Goal of the exercise: Of all the lines in these entries, how many contain the string "POTY"? Give only that count.

▼

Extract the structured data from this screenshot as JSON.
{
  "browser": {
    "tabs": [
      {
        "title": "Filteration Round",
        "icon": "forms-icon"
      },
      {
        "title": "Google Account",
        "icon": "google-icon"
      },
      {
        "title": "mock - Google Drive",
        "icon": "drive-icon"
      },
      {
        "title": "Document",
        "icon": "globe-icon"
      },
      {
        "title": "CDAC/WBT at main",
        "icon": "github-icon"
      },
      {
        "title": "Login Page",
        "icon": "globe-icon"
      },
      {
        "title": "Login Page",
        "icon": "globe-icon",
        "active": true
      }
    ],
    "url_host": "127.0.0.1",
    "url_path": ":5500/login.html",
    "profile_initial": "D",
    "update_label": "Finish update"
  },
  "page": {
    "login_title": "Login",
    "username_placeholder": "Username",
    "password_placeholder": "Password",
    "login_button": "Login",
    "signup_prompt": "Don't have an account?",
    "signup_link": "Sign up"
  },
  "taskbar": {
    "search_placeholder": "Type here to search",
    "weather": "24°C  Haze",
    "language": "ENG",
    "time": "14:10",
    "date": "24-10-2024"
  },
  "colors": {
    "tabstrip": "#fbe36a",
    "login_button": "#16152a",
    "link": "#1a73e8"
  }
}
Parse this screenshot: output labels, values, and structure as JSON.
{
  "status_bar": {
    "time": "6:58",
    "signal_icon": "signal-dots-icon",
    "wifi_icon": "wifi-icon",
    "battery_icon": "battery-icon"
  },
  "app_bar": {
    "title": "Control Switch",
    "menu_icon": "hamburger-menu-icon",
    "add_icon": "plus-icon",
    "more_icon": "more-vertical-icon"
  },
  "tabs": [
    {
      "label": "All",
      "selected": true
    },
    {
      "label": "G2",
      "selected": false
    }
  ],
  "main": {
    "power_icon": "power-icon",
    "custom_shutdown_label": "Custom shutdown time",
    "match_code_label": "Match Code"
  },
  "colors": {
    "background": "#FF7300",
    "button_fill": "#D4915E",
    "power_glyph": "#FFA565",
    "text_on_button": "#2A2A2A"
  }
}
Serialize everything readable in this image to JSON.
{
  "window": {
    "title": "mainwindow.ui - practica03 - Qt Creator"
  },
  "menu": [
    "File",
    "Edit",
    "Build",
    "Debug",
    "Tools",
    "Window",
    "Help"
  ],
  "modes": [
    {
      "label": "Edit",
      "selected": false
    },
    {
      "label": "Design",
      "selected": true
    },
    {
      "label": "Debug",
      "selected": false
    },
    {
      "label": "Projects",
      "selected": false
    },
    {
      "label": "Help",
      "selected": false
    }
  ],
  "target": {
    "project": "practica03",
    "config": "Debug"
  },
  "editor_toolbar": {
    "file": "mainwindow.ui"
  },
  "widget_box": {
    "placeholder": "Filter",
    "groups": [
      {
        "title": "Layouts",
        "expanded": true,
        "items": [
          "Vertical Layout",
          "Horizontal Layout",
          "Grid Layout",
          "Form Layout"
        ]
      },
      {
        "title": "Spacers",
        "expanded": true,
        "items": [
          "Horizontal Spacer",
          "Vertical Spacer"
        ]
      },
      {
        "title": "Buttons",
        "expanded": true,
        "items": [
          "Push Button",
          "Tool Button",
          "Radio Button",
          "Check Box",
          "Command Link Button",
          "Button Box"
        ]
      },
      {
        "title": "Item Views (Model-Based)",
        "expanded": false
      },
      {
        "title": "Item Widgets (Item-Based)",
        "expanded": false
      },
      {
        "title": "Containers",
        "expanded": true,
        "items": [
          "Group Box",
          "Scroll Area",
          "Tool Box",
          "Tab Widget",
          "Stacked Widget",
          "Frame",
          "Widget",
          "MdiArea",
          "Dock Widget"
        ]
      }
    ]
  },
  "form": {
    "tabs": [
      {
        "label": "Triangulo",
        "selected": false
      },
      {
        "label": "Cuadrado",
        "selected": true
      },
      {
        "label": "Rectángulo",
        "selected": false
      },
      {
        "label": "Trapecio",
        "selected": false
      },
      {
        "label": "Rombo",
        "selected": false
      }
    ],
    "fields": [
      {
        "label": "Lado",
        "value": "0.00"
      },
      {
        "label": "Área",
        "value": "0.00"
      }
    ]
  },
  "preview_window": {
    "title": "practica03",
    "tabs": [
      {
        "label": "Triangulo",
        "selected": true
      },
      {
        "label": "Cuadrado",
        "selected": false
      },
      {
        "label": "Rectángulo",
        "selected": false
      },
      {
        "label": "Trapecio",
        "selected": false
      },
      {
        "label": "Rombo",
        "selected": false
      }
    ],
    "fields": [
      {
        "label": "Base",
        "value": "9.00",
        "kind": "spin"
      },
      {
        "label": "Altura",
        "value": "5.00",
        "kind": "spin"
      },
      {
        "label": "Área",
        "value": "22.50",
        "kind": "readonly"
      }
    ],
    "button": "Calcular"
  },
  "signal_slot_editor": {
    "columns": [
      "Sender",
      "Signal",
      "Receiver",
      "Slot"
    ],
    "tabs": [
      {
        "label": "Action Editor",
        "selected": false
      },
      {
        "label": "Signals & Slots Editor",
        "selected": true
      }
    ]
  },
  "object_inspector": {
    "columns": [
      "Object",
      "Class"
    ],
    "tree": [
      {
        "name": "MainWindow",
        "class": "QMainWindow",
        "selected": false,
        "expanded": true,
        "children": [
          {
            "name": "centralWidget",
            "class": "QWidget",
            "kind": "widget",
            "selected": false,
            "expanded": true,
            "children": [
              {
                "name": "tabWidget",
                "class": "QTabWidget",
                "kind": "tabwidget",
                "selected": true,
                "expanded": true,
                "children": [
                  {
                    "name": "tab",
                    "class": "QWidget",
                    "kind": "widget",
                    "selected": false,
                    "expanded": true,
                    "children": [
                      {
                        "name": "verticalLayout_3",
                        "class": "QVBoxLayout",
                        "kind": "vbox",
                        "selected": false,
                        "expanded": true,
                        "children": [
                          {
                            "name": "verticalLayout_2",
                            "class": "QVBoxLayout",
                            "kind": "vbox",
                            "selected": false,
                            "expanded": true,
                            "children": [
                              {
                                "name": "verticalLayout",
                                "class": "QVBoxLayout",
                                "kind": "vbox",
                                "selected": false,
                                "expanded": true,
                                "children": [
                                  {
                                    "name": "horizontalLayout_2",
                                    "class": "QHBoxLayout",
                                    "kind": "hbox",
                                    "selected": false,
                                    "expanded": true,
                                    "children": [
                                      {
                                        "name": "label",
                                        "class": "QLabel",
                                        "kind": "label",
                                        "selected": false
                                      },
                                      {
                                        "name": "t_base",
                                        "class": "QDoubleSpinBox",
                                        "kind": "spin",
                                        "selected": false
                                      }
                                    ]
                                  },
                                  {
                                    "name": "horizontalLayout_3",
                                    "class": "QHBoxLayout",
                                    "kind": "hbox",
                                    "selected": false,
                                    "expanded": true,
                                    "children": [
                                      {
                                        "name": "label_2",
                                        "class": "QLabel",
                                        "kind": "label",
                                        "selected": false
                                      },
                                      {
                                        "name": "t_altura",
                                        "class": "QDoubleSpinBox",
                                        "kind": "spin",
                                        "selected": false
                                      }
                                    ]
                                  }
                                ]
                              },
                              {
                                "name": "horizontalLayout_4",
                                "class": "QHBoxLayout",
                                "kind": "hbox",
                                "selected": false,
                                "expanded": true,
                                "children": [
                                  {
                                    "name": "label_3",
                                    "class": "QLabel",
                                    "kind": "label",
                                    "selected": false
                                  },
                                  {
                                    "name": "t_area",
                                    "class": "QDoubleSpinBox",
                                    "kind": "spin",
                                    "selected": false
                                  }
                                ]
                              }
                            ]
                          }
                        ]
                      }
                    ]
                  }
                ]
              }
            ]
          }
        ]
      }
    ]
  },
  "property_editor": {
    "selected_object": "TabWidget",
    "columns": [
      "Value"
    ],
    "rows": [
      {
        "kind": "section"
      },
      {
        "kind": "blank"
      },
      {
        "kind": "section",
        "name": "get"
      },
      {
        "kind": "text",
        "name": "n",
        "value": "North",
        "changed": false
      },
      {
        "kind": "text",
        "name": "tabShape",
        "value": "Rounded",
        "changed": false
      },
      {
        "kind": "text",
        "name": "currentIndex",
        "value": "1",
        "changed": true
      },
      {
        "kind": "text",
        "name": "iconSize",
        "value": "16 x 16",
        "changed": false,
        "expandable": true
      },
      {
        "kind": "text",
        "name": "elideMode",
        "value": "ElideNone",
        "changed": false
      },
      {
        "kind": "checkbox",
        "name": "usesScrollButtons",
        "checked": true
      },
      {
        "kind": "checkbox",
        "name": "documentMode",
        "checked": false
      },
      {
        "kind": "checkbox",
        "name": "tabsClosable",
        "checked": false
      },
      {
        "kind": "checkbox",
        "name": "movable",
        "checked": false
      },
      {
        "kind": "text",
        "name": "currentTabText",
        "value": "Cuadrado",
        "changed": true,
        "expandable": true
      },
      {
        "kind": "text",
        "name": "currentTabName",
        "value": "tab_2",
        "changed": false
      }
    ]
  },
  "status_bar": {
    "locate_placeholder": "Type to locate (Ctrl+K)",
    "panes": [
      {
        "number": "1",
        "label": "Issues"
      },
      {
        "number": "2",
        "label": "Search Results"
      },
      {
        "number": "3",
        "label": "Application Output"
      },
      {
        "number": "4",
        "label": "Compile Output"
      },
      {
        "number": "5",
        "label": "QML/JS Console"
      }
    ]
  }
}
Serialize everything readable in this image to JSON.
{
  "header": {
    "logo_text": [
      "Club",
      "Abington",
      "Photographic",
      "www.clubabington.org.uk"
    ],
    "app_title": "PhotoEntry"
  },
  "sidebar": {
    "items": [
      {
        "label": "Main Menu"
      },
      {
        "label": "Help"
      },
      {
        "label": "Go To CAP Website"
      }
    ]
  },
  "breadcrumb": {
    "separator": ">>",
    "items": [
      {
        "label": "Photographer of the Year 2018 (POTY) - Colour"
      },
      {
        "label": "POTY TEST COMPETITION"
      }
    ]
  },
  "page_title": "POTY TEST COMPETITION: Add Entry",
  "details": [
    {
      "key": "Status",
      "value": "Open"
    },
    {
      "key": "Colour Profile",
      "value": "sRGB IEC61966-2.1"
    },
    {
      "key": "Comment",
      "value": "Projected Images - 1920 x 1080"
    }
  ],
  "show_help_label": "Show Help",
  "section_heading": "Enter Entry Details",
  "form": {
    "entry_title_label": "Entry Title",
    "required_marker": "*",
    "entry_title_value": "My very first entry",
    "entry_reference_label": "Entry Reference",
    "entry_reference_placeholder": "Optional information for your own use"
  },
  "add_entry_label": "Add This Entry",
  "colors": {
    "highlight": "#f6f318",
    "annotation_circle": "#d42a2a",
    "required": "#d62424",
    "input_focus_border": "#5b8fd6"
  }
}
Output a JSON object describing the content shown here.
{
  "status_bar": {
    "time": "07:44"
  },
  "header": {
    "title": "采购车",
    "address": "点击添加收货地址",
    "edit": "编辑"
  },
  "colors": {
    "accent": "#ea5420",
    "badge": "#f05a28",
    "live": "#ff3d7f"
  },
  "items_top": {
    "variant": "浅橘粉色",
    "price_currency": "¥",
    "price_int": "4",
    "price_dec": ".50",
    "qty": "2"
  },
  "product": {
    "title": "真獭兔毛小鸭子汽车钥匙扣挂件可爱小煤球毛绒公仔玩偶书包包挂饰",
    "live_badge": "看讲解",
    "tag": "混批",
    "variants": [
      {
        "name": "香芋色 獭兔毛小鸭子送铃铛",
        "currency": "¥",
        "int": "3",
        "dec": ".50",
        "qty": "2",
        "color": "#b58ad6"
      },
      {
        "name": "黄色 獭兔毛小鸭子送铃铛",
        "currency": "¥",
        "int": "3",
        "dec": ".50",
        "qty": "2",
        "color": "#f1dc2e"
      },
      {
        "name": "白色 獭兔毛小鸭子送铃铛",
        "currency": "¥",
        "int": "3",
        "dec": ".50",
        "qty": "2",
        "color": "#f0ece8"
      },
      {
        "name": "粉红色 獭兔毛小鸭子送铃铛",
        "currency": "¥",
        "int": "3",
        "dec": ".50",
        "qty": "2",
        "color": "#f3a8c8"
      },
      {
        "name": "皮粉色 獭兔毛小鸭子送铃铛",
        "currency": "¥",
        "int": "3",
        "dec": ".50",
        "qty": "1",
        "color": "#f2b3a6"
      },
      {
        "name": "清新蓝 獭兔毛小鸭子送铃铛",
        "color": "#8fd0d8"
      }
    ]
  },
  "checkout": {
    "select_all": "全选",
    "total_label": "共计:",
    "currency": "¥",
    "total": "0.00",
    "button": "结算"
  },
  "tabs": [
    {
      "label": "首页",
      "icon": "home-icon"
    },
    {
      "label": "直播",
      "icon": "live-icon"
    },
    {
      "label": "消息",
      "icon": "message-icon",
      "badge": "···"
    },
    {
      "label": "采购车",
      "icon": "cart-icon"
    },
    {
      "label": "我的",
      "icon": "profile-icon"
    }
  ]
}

▲

Finished exercise: 3